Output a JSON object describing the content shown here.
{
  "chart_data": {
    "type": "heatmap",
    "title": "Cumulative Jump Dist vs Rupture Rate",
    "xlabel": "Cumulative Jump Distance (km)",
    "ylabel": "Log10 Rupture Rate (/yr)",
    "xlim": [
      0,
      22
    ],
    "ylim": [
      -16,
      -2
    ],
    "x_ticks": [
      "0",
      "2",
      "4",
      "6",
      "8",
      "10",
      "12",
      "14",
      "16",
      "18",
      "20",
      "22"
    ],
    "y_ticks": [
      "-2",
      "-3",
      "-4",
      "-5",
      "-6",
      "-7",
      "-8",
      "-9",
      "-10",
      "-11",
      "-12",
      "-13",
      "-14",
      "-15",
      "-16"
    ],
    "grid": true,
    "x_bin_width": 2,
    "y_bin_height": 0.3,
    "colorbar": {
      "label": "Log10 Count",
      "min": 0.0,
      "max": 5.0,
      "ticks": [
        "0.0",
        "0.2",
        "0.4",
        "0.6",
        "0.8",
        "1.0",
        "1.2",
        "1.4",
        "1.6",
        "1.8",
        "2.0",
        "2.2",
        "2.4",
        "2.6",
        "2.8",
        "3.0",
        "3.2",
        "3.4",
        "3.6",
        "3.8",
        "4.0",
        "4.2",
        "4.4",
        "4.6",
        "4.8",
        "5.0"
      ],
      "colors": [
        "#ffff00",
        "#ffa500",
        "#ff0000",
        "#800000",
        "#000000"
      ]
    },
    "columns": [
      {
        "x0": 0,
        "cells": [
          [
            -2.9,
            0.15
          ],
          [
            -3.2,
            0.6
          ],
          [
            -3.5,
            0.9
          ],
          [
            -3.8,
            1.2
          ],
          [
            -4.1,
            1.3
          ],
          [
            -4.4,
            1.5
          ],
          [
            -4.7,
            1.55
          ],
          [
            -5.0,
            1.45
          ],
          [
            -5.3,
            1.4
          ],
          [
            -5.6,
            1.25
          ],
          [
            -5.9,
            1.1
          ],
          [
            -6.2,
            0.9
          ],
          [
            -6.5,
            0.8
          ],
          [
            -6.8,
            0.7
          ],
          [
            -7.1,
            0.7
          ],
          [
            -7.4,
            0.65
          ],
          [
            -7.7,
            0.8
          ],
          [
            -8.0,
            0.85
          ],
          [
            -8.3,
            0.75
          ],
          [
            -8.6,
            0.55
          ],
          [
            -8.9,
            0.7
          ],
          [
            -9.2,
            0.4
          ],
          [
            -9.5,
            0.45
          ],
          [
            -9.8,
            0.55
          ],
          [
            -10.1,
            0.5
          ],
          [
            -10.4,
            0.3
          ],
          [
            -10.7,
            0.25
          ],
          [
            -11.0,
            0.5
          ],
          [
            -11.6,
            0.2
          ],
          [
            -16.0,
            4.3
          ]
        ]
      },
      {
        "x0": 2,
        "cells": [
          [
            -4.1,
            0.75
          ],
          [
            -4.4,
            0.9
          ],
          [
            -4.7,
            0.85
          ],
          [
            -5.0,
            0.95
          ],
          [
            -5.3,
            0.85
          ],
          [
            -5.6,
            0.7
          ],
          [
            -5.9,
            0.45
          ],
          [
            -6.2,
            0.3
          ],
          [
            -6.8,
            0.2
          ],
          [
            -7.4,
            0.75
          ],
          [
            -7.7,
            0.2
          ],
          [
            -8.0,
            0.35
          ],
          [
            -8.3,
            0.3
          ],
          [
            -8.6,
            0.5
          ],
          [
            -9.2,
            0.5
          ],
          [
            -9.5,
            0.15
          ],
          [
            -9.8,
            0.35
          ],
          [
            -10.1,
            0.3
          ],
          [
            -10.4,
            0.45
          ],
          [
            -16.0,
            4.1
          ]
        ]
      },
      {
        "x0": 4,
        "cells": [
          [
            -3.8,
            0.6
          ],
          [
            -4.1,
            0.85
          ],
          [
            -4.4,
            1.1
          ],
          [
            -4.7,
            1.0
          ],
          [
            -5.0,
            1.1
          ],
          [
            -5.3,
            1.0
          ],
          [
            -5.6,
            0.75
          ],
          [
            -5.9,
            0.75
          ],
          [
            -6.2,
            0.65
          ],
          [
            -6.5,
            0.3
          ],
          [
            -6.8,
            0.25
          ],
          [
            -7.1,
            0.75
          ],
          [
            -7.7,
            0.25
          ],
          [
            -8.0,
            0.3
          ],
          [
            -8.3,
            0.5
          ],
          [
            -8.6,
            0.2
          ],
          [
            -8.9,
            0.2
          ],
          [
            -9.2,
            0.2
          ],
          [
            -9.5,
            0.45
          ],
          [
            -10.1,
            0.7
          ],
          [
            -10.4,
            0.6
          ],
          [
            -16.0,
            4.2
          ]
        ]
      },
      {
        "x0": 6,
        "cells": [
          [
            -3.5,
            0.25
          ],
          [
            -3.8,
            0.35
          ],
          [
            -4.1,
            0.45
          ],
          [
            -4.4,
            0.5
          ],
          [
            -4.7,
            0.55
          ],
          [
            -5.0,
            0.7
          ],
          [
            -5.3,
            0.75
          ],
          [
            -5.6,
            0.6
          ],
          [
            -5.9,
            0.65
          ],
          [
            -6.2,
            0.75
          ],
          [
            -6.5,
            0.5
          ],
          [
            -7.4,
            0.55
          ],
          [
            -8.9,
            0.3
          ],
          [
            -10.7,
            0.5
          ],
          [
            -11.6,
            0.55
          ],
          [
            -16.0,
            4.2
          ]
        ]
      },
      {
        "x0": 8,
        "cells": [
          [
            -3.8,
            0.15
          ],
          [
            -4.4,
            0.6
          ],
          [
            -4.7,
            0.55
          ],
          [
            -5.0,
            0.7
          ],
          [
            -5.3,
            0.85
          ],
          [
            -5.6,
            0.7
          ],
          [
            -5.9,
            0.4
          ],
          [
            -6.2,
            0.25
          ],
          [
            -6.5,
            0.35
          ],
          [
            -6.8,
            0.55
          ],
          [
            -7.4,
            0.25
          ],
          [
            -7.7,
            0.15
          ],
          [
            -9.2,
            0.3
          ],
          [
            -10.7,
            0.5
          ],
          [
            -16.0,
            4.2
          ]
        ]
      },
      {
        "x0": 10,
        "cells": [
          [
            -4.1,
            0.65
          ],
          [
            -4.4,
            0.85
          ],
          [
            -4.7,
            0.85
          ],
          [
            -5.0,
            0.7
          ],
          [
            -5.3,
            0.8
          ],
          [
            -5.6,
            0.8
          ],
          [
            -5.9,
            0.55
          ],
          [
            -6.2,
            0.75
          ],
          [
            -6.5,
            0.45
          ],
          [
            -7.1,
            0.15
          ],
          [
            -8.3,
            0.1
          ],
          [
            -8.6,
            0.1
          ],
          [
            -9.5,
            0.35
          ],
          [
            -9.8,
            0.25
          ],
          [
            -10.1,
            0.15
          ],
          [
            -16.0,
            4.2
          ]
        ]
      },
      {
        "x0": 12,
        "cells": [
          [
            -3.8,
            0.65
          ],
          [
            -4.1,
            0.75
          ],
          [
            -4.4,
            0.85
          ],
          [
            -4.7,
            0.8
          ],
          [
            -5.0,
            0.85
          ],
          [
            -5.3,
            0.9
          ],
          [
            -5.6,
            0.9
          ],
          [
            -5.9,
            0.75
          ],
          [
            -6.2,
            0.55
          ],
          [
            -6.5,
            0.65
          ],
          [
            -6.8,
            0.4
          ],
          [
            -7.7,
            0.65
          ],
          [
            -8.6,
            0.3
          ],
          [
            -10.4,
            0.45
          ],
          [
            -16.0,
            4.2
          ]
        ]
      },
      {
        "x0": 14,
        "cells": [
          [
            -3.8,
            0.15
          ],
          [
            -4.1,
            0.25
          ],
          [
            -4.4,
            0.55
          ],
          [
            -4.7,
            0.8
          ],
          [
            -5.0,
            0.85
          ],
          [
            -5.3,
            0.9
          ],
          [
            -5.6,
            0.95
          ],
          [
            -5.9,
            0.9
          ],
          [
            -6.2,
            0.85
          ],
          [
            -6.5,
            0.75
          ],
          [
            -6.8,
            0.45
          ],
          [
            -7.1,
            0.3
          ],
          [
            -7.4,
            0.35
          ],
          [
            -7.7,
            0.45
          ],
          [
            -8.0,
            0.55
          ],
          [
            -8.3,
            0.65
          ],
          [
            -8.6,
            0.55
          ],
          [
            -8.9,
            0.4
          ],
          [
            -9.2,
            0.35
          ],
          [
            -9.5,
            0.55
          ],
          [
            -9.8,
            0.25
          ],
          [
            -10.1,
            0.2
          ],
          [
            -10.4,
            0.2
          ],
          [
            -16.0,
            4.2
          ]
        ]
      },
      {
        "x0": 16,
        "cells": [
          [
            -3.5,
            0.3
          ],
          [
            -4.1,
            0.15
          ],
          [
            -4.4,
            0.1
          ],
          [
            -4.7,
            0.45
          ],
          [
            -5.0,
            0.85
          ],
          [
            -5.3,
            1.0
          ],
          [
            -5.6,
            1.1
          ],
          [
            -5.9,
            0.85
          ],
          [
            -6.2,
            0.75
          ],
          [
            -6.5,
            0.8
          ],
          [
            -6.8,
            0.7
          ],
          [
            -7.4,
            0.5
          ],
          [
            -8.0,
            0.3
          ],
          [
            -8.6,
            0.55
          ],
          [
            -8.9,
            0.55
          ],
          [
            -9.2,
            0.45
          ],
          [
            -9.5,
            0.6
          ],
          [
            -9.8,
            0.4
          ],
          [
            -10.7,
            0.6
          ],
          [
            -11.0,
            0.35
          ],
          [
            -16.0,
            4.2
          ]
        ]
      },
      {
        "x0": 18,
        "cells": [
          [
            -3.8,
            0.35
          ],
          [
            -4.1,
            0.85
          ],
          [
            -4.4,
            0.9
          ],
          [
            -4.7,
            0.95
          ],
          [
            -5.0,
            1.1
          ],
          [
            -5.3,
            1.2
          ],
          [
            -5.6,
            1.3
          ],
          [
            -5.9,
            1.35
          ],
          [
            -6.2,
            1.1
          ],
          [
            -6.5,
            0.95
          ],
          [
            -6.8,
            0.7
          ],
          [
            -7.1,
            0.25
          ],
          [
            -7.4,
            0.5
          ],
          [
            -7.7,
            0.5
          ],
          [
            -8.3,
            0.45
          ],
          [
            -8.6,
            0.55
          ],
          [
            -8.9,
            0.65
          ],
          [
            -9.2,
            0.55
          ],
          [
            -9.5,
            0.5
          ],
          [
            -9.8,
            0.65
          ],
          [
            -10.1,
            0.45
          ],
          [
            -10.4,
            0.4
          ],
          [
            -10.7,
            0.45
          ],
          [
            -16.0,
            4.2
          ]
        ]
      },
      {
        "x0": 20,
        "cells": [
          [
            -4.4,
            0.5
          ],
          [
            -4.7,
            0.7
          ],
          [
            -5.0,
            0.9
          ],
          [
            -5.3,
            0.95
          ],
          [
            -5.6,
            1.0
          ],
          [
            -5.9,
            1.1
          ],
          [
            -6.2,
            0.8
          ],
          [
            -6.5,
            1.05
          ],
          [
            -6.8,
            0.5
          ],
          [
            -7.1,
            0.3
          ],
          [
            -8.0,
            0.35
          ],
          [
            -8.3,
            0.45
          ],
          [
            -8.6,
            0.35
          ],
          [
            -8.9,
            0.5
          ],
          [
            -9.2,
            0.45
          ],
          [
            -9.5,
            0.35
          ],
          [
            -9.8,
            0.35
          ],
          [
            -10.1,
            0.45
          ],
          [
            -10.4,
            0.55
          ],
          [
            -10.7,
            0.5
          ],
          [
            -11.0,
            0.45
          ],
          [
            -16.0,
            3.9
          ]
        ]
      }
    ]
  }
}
-*-
▶ **Directive**: From the records above, copy every line that holds the word "Rupture".

▶ **Complete output**:
    "title": "Cumulative Jump Dist vs Rupture Rate",
    "ylabel": "Log10 Rupture Rate (/yr)",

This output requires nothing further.